- _What is required_
Below is a block of records; repeat each one exactly.

[Extracted records]
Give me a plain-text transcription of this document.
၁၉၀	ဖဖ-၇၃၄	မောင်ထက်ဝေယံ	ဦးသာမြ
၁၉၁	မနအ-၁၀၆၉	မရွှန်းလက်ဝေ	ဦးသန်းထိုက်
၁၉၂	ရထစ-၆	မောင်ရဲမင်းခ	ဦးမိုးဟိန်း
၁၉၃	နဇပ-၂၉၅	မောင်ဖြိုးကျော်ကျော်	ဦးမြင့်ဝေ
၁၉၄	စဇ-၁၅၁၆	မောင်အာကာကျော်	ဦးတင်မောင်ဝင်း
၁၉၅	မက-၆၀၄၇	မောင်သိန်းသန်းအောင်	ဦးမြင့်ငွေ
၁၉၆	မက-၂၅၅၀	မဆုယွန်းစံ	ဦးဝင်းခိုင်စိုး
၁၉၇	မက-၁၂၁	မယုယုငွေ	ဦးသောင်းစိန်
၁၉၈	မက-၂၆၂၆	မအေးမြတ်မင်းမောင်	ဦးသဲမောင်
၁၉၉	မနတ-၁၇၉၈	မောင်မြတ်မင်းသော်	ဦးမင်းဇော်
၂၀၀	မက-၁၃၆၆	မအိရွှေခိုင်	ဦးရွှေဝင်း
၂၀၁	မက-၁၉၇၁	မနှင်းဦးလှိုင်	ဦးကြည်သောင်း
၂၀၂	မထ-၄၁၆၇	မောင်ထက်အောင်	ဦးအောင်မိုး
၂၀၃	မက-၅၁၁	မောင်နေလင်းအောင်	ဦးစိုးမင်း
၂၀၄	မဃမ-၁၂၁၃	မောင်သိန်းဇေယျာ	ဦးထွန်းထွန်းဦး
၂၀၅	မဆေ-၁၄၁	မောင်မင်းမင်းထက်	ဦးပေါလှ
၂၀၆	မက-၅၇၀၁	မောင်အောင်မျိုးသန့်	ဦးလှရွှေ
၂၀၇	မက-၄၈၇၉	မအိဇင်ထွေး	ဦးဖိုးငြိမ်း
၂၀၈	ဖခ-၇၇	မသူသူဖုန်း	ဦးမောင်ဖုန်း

- _Answer to this exercise_
Give me a plain-text transcription of this document.
၁၉၀	ဖဖ-၇၃၄	မောင်ထက်ဝေယံ	ဦးသာမြ
၁၉၁	မနအ-၁၀၆၉	မရွှန်းလက်ဝေ	ဦးသန်းထိုက်
၁၉၂	ရထစ-၆	မောင်ရဲမင်းခ	ဦးမိုးဟိန်း
၁၉၃	နဇပ-၂၉၅	မောင်ဖြိုးကျော်ကျော်	ဦးမြင့်ဝေ
၁၉၄	စဇ-၁၅၁၆	မောင်အာကာကျော်	ဦးတင်မောင်ဝင်း
၁၉၅	မက-၆၀၄၇	မောင်သိန်းသန်းအောင်	ဦးမြင့်ငွေ
၁၉၆	မက-၂၅၅၀	မဆုယွန်းစံ	ဦးဝင်းခိုင်စိုး
၁၉၇	မက-၁၂၁	မယုယုငွေ	ဦးသောင်းစိန်
၁၉၈	မက-၂၆၂၆	မအေးမြတ်မင်းမောင်	ဦးသဲမောင်
၁၉၉	မနတ-၁၇၉၈	မောင်မြတ်မင်းသော်	ဦးမင်းဇော်
၂၀၀	မက-၁၃၆၆	မအိရွှေခိုင်	ဦးရွှေဝင်း
၂၀၁	မက-၁၉၇၁	မနှင်းဦးလှိုင်	ဦးကြည်သောင်း
၂၀၂	မထ-၄၁၆၇	မောင်ထက်အောင်	ဦးအောင်မိုး
၂၀၃	မက-၅၁၁	မောင်နေလင်းအောင်	ဦးစိုးမင်း
၂၀၄	မဃမ-၁၂၁၃	မောင်သိန်းဇေယျာ	ဦးထွန်းထွန်းဦး
၂၀၅	မဆေ-၁၄၁	မောင်မင်းမင်းထက်	ဦးပေါလှ
၂၀၆	မက-၅၇၀၁	မောင်အောင်မျိုးသန့်	ဦးလှရွှေ
၂၀၇	မက-၄၈၇၉	မအိဇင်ထွေး	ဦးဖိုးငြိမ်း
၂၀၈	ဖခ-၇၇	မသူသူဖုန်း	ဦးမောင်ဖုန်း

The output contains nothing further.